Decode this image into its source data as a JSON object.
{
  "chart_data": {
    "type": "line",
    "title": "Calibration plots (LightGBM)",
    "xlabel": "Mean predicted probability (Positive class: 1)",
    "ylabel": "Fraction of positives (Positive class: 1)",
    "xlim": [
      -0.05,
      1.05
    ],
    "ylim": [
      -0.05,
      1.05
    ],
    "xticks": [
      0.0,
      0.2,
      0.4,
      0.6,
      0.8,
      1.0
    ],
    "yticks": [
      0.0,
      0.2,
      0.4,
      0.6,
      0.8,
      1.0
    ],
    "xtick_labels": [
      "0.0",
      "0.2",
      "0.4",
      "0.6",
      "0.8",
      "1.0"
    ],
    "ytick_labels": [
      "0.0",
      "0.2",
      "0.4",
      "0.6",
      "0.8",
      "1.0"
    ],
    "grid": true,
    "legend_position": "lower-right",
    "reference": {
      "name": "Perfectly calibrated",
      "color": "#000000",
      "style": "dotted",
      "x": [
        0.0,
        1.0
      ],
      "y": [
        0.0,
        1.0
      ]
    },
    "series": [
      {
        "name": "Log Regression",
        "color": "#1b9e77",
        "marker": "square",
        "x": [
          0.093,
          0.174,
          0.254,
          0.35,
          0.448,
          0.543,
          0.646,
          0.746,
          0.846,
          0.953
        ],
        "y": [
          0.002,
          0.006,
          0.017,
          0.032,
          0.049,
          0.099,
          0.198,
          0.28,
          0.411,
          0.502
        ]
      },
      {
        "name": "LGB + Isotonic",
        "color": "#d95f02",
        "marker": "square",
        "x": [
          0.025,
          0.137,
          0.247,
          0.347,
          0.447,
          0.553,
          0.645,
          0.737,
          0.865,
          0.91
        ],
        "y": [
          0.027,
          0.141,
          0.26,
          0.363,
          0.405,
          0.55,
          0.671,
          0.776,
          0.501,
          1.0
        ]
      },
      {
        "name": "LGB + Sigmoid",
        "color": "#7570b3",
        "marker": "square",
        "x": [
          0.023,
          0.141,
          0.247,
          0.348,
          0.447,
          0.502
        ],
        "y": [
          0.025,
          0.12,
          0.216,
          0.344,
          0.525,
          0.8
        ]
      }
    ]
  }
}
■ ■ ■ ■ ■ ■ ■
*Task goal*. Reproduce every entry shown above, precisely as it stands.

*Output*.
Decode this image into its source data as a JSON object.
{
  "chart_data": {
    "type": "line",
    "title": "Calibration plots (LightGBM)",
    "xlabel": "Mean predicted probability (Positive class: 1)",
    "ylabel": "Fraction of positives (Positive class: 1)",
    "xlim": [
      -0.05,
      1.05
    ],
    "ylim": [
      -0.05,
      1.05
    ],
    "xticks": [
      0.0,
      0.2,
      0.4,
      0.6,
      0.8,
      1.0
    ],
    "yticks": [
      0.0,
      0.2,
      0.4,
      0.6,
      0.8,
      1.0
    ],
    "xtick_labels": [
      "0.0",
      "0.2",
      "0.4",
      "0.6",
      "0.8",
      "1.0"
    ],
    "ytick_labels": [
      "0.0",
      "0.2",
      "0.4",
      "0.6",
      "0.8",
      "1.0"
    ],
    "grid": true,
    "legend_position": "lower-right",
    "reference": {
      "name": "Perfectly calibrated",
      "color": "#000000",
      "style": "dotted",
      "x": [
        0.0,
        1.0
      ],
      "y": [
        0.0,
        1.0
      ]
    },
    "series": [
      {
        "name": "Log Regression",
        "color": "#1b9e77",
        "marker": "square",
        "x": [
          0.093,
          0.174,
          0.254,
          0.35,
          0.448,
          0.543,
          0.646,
          0.746,
          0.846,
          0.953
        ],
        "y": [
          0.002,
          0.006,
          0.017,
          0.032,
          0.049,
          0.099,
          0.198,
          0.28,
          0.411,
          0.502
        ]
      },
      {
        "name": "LGB + Isotonic",
        "color": "#d95f02",
        "marker": "square",
        "x": [
          0.025,
          0.137,
          0.247,
          0.347,
          0.447,
          0.553,
          0.645,
          0.737,
          0.865,
          0.91
        ],
        "y": [
          0.027,
          0.141,
          0.26,
          0.363,
          0.405,
          0.55,
          0.671,
          0.776,
          0.501,
          1.0
        ]
      },
      {
        "name": "LGB + Sigmoid",
        "color": "#7570b3",
        "marker": "square",
        "x": [
          0.023,
          0.141,
          0.247,
          0.348,
          0.447,
          0.502
        ],
        "y": [
          0.025,
          0.12,
          0.216,
          0.344,
          0.525,
          0.8
        ]
      }
    ]
  }
}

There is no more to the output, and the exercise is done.